Review the material and extract every line in which the word "icon" occurs.

◆ ◆ ◆ ◆ ◆

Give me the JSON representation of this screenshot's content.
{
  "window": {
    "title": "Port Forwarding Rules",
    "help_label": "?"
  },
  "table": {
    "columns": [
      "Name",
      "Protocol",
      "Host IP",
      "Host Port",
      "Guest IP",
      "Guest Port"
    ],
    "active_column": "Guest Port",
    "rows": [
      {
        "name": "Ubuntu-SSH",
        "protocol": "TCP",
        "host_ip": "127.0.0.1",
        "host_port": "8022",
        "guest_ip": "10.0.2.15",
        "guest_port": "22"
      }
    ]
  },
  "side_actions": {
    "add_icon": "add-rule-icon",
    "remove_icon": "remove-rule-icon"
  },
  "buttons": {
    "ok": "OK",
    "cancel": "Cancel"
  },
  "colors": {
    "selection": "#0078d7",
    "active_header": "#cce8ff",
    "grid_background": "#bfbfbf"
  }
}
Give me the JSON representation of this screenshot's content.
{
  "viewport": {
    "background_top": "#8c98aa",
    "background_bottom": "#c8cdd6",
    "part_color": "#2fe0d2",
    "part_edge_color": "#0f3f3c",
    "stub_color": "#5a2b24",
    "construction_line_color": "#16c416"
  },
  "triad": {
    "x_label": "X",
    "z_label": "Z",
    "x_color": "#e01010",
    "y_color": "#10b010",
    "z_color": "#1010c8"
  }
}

◆ ◆ ◆ ◆ ◆

# [Output of the task]
    "add_icon": "add-rule-icon",
    "remove_icon": "remove-rule-icon"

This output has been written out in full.